> Exercise aim
Report every line of the records below that contains the string "section", copying each such line in full.

> Records for this task
#####

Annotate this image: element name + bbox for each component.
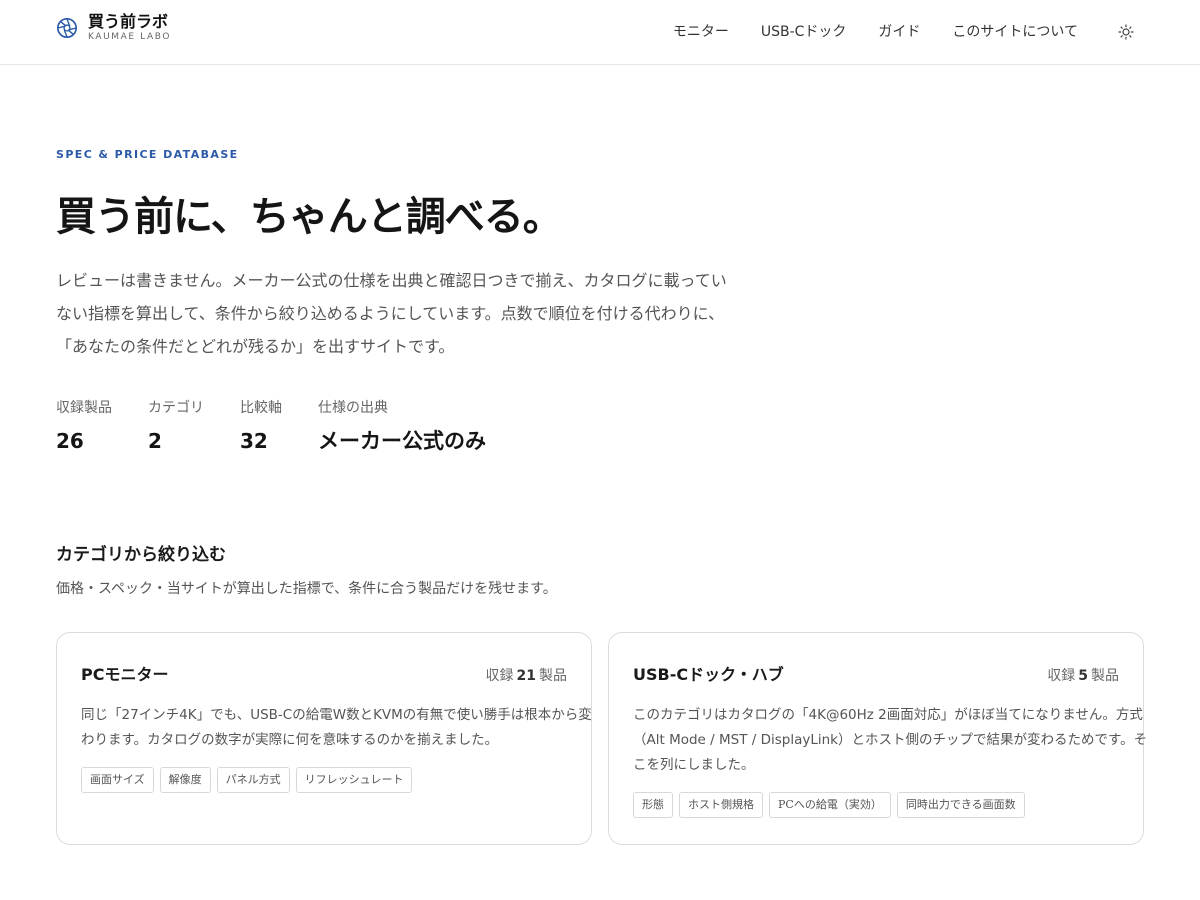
stat-categories: カテゴリ 2	[148, 398, 204, 454]
site-logo[interactable]: 買う前ラボ KAUMAE LABO	[56, 12, 171, 43]
tag: PCへの給電（実効）	[769, 792, 891, 818]
card-title: PCモニター	[81, 665, 169, 684]
card-count: 収録 21 製品	[486, 665, 567, 685]
card-desc-line: こを列にしました。	[633, 757, 755, 773]
hero-desc-line: レビューは書きません。メーカー公式の仕様を出典と確認日つきで揃え、カタログに載っ…	[56, 271, 727, 290]
tag: 解像度	[159, 767, 211, 793]
stat-value: 2	[148, 429, 162, 453]
hero-eyebrow: SPEC & PRICE DATABASE	[56, 148, 239, 161]
count-suffix: 製品	[539, 668, 567, 684]
tag: リフレッシュレート	[295, 767, 413, 793]
card-description: 同じ「27インチ4K」でも、USB-Cの給電W数とKVMの有無で使い勝手は根本か…	[81, 703, 592, 753]
tag: 形態	[633, 792, 673, 818]
card-tags: 形態 ホスト側規格 PCへの給電（実効） 同時出力できる画面数	[633, 792, 1119, 818]
hero-desc-line: 「あなたの条件だとどれが残るか」を出すサイトです。	[56, 337, 455, 356]
brand-subtitle: KAUMAE LABO	[88, 32, 172, 42]
sun-icon	[1118, 24, 1134, 40]
stat-value: メーカー公式のみ	[318, 428, 486, 453]
count-number: 5	[1078, 668, 1088, 684]
main-nav: モニター USB-Cドック ガイド このサイトについて	[673, 20, 1136, 44]
tag: ホスト側規格	[679, 792, 763, 818]
aperture-logo-icon	[57, 17, 77, 38]
stat-label: 仕様の出典	[318, 400, 388, 416]
stat-label: 収録製品	[56, 400, 112, 416]
logo-text: 買う前ラボ KAUMAE LABO	[88, 12, 171, 43]
card-header: USB-Cドック・ハブ 収録 5 製品	[633, 661, 1119, 685]
stat-value: 32	[240, 429, 268, 453]
category-card-monitor[interactable]: PCモニター 収録 21 製品 同じ「27インチ4K」でも、USB-Cの給電W数とK…	[56, 632, 592, 845]
stats-row: 収録製品 26 カテゴリ 2 比較軸 32 仕様の出典 メーカー公式のみ	[56, 398, 522, 454]
nav-item-usbc-dock[interactable]: USB-Cドック	[761, 20, 847, 44]
tag: 同時出力できる画面数	[896, 792, 1025, 818]
stat-value: 26	[56, 429, 84, 453]
stat-label: カテゴリ	[148, 400, 204, 416]
nav-item-about[interactable]: このサイトについて	[952, 20, 1078, 44]
section-title: カテゴリから絞り込む	[56, 545, 226, 565]
card-tags: 画面サイズ 解像度 パネル方式 リフレッシュレート	[81, 767, 567, 793]
count-number: 21	[516, 668, 536, 684]
stat-compare-axes: 比較軸 32	[240, 398, 282, 454]
hero-title: 買う前に、ちゃんと調べる。	[56, 193, 563, 240]
tag: 画面サイズ	[81, 767, 154, 793]
hero-description: レビューは書きません。メーカー公式の仕様を出典と確認日つきで揃え、カタログに載っ…	[56, 264, 727, 363]
stat-products: 収録製品 26	[56, 398, 112, 454]
nav-item-monitor[interactable]: モニター	[673, 20, 729, 44]
count-prefix: 収録	[485, 668, 514, 684]
site-header: 買う前ラボ KAUMAE LABO モニター USB-Cドック ガイド このサイ…	[0, 0, 1200, 65]
count-suffix: 製品	[1091, 668, 1119, 684]
count-prefix: 収録	[1047, 668, 1076, 684]
brand-name: 買う前ラボ	[88, 12, 169, 31]
stat-spec-source: 仕様の出典 メーカー公式のみ	[318, 398, 486, 454]
card-desc-line: 同じ「27インチ4K」でも、USB-Cの給電W数とKVMの有無で使い勝手は根本か…	[81, 707, 592, 723]
theme-toggle-button[interactable]	[1116, 22, 1136, 42]
card-title: USB-Cドック・ハブ	[633, 665, 784, 684]
nav-item-guide[interactable]: ガイド	[878, 20, 920, 44]
card-desc-line: （Alt Mode / MST / DisplayLink）とホスト側のチップで…	[633, 732, 1148, 748]
card-count: 収録 5 製品	[1047, 665, 1119, 685]
tag: パネル方式	[216, 767, 290, 793]
hero-desc-line: ない指標を算出して、条件から絞り込めるようにしています。点数で順位を付ける代わり…	[56, 304, 725, 323]
stat-label: 比較軸	[240, 400, 282, 416]
card-desc-line: このカテゴリはカタログの「4K@60Hz 2画面対応」がほぼ当てになりません。方…	[633, 707, 1143, 723]
card-header: PCモニター 収録 21 製品	[81, 661, 567, 685]
section-description: 価格・スペック・当サイトが算出した指標で、条件に合う製品だけを残せます。	[56, 581, 557, 597]
card-description: このカテゴリはカタログの「4K@60Hz 2画面対応」がほぼ当てになりません。方…	[633, 703, 1148, 778]
category-card-usbc-dock[interactable]: USB-Cドック・ハブ 収録 5 製品 このカテゴリはカタログの「4K@60Hz 2…	[608, 632, 1148, 845]
card-desc-line: わります。カタログの数字が実際に何を意味するのかを揃えました。	[81, 732, 499, 748]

#####

> Final result
section-title: カテゴリから絞り込む	[56, 545, 226, 565]
section-description: 価格・スペック・当サイトが算出した指標で、条件に合う製品だけを残せます。	[56, 581, 557, 597]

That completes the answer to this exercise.